[Figure data in JSON]
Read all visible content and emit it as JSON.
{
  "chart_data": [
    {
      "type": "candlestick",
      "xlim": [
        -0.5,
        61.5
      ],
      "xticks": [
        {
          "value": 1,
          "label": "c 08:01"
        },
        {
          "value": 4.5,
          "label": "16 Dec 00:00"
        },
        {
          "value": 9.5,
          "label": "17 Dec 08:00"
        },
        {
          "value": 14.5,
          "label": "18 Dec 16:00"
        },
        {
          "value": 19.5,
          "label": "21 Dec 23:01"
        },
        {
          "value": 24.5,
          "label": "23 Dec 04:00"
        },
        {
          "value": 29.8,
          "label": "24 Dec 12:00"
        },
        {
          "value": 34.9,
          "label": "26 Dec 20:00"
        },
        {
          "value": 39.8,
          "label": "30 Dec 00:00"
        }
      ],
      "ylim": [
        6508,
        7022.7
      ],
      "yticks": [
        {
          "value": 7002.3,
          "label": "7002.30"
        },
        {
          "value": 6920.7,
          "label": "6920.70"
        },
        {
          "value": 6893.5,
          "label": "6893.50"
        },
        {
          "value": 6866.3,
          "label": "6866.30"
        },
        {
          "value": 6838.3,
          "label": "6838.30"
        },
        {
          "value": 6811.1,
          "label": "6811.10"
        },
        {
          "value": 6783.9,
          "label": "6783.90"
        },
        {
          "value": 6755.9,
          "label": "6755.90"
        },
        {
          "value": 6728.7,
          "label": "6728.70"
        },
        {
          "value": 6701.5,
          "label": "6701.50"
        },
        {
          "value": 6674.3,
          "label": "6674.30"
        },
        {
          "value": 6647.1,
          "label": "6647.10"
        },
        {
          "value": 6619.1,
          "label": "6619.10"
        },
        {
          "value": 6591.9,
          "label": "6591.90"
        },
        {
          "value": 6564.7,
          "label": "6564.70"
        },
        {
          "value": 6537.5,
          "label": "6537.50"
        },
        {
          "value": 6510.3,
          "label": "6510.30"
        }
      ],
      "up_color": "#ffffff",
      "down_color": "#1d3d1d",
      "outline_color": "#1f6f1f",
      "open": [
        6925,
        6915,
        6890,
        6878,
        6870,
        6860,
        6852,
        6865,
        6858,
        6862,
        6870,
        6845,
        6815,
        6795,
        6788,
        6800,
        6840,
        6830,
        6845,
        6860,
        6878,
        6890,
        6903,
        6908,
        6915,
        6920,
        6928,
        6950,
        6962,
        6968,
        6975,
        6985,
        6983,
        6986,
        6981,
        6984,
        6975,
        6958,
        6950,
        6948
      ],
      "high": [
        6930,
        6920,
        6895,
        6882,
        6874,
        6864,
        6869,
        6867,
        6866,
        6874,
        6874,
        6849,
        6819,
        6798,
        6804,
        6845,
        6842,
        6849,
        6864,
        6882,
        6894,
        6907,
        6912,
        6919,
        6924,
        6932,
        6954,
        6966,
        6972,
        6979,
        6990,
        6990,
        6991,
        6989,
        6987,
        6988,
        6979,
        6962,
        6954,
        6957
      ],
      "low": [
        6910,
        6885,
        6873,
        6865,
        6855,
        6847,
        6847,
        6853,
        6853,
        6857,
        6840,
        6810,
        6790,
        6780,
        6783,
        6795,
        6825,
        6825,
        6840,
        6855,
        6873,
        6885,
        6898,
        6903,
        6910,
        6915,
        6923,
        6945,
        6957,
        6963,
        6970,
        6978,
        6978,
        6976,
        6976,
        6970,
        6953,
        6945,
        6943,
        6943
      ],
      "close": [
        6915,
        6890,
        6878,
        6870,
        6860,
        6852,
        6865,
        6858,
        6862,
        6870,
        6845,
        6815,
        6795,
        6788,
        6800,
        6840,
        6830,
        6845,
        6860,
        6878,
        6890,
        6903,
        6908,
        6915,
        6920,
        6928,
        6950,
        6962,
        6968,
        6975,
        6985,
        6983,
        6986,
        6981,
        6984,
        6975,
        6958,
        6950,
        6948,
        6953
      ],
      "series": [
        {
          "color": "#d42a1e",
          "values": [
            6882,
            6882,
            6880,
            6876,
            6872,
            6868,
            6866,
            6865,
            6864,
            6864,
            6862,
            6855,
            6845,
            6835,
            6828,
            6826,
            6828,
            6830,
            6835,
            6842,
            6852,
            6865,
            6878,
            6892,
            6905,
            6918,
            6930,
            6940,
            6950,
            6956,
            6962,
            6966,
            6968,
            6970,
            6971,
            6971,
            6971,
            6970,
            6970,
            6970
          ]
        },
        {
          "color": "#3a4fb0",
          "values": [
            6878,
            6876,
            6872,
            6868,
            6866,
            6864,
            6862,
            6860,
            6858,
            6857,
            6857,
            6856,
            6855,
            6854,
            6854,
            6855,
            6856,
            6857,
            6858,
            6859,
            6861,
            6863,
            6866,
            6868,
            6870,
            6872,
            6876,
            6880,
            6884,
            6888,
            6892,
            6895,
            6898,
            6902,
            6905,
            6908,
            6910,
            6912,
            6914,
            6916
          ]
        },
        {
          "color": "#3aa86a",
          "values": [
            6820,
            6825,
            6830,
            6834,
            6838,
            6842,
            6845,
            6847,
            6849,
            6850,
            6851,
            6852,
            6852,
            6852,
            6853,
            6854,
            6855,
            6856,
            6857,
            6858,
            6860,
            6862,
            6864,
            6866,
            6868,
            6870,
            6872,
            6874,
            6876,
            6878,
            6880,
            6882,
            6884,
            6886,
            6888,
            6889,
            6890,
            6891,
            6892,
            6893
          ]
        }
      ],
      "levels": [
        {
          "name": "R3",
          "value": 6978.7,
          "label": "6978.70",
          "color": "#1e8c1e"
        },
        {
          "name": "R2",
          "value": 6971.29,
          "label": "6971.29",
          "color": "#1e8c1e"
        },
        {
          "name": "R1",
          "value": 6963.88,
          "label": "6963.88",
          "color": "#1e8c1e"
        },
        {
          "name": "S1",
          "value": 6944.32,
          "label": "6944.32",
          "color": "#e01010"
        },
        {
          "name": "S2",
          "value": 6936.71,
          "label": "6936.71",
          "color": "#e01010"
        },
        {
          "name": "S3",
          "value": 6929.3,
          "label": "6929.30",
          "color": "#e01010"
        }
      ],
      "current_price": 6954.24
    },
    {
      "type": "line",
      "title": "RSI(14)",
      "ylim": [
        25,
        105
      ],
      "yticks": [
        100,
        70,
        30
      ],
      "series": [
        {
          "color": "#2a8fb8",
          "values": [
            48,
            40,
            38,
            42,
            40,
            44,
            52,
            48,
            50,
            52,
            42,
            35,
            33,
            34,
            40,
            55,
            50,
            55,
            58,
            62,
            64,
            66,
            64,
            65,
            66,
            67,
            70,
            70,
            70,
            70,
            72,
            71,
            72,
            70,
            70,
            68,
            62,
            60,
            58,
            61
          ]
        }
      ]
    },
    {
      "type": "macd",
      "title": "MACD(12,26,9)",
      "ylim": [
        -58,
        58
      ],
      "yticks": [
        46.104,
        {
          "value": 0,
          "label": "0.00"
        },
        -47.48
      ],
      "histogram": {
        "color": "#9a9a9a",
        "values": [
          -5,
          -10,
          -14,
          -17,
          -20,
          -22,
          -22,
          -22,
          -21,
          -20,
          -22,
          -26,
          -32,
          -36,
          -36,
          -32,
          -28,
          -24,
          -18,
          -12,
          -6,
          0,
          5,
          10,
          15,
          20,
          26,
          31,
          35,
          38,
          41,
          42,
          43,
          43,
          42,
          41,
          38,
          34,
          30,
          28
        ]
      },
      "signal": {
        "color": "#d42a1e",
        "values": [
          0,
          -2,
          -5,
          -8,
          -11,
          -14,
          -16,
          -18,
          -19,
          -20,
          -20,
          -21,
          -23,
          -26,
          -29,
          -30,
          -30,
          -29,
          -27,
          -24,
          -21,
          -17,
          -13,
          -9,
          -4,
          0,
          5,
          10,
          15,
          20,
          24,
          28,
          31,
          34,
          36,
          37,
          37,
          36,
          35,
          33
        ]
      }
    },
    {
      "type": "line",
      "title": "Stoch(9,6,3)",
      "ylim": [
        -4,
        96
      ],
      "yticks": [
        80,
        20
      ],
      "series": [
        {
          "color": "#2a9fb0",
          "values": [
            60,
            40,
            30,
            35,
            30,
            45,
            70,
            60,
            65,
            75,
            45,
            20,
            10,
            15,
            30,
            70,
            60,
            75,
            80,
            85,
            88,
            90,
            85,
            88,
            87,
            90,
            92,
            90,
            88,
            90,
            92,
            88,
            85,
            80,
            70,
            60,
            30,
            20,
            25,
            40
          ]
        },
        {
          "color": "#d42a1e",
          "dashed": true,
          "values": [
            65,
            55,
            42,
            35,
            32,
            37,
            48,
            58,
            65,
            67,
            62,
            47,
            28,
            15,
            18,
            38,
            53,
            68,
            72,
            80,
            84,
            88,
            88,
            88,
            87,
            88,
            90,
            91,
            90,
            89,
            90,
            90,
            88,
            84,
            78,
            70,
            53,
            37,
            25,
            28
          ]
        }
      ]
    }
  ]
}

◆ The problem
Tally the lines that hold the string "name" and state the total, nothing more.

◆ Problem solution
6